(Extracted records)
'''

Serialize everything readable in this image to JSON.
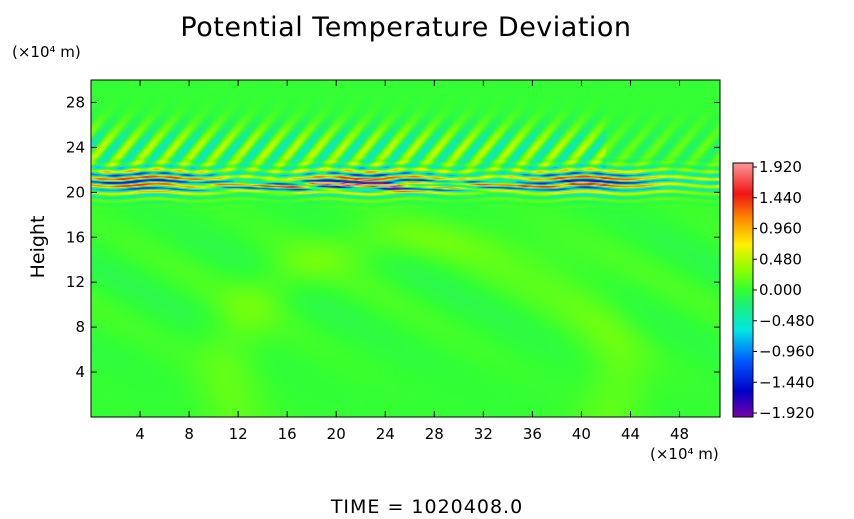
{
  "chart_data": {
    "type": "heatmap",
    "title": "Potential Temperature Deviation",
    "ylabel": "Height",
    "xlabel": "",
    "y_unit": "(×10⁴ m)",
    "x_unit": "(×10⁴ m)",
    "xlim": [
      0,
      51.3
    ],
    "ylim": [
      0,
      30
    ],
    "x_ticks": [
      "4",
      "8",
      "12",
      "16",
      "20",
      "24",
      "28",
      "32",
      "36",
      "40",
      "44",
      "48"
    ],
    "x_tick_values": [
      4,
      8,
      12,
      16,
      20,
      24,
      28,
      32,
      36,
      40,
      44,
      48
    ],
    "y_ticks": [
      "4",
      "8",
      "12",
      "16",
      "20",
      "24",
      "28"
    ],
    "y_tick_values": [
      4,
      8,
      12,
      16,
      20,
      24,
      28
    ],
    "colorbar": {
      "labels": [
        "1.920",
        "1.440",
        "0.960",
        "0.480",
        "0.000",
        "−0.480",
        "−0.960",
        "−1.440",
        "−1.920"
      ],
      "values": [
        1.92,
        1.44,
        0.96,
        0.48,
        0.0,
        -0.48,
        -0.96,
        -1.44,
        -1.92
      ],
      "range": [
        -1.92,
        1.92
      ]
    },
    "background_value": 0.0,
    "features": [
      {
        "name": "oscillation band",
        "y_range": [
          19.5,
          22.5
        ],
        "x_range": [
          0,
          51.3
        ],
        "amplitude": 1.92
      },
      {
        "name": "strong core",
        "y_range": [
          20.0,
          21.2
        ],
        "x_range": [
          8,
          38
        ],
        "amplitude": 1.92
      },
      {
        "name": "upper wave field",
        "y_range": [
          22.5,
          28
        ],
        "x_range": [
          0,
          40
        ],
        "amplitude": 0.6
      },
      {
        "name": "lower dome",
        "y_range": [
          4,
          18
        ],
        "x_range": [
          10,
          44
        ],
        "amplitude": 0.25
      }
    ]
  },
  "footer": "TIME  =  1020408.0",
  "colors": {
    "background_field": "#33ff33",
    "frame": "#000000"
  }
}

'''

### Problem requirements
Your task is to gather every line with the word "name" and copy it.

### Reply to the exercise
        "name": "oscillation band",
        "name": "strong core",
        "name": "upper wave field",
        "name": "lower dome",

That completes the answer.